Gather each line containing the string "Außenbereich" from these entries.

## start Entries provided

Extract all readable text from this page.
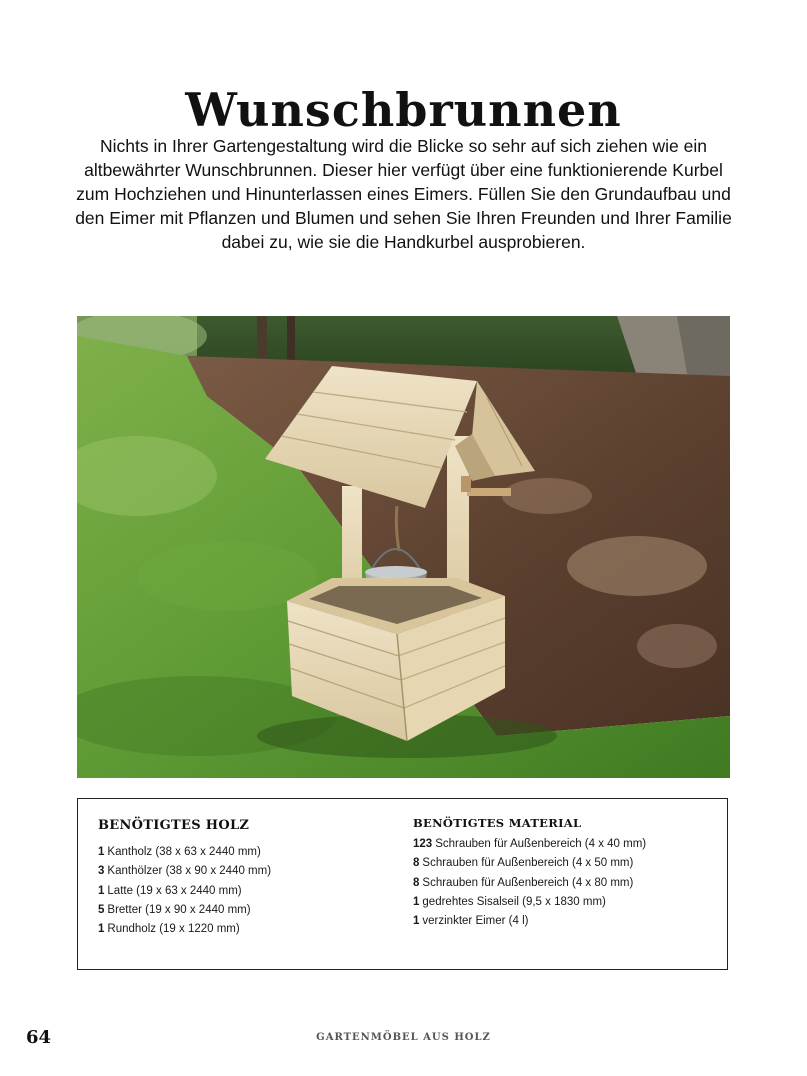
Wunschbrunnen

Nichts in Ihrer Gartengestaltung wird die Blicke so sehr auf sich ziehen wie ein altbewährter Wunschbrunnen. Dieser hier verfügt über eine funktionierende Kurbel zum Hochziehen und Hinunterlassen eines Eimers. Füllen Sie den Grundaufbau und den Eimer mit Pflanzen und Blumen und sehen Sie Ihren Freunden und Ihrer Familie dabei zu, wie sie die Handkurbel ausprobieren.

BENÖTIGTES HOLZ
1 Kantholz (38 x 63 x 2440 mm)
3 Kanthölzer (38 x 90 x 2440 mm)
1 Latte (19 x 63 x 2440 mm)
5 Bretter (19 x 90 x 2440 mm)
1 Rundholz (19 x 1220 mm)
BENÖTIGTES MATERIAL
123 Schrauben für Außenbereich (4 x 40 mm)
8 Schrauben für Außenbereich (4 x 50 mm)
8 Schrauben für Außenbereich (4 x 80 mm)
1 gedrehtes Sisalseil (9,5 x 1830 mm)
1 verzinkter Eimer (4 l)
64	GARTENMÖBEL AUS HOLZ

## end Entries provided

Completed exercise:
123 Schrauben für Außenbereich (4 x 40 mm)
8 Schrauben für Außenbereich (4 x 50 mm)
8 Schrauben für Außenbereich (4 x 80 mm)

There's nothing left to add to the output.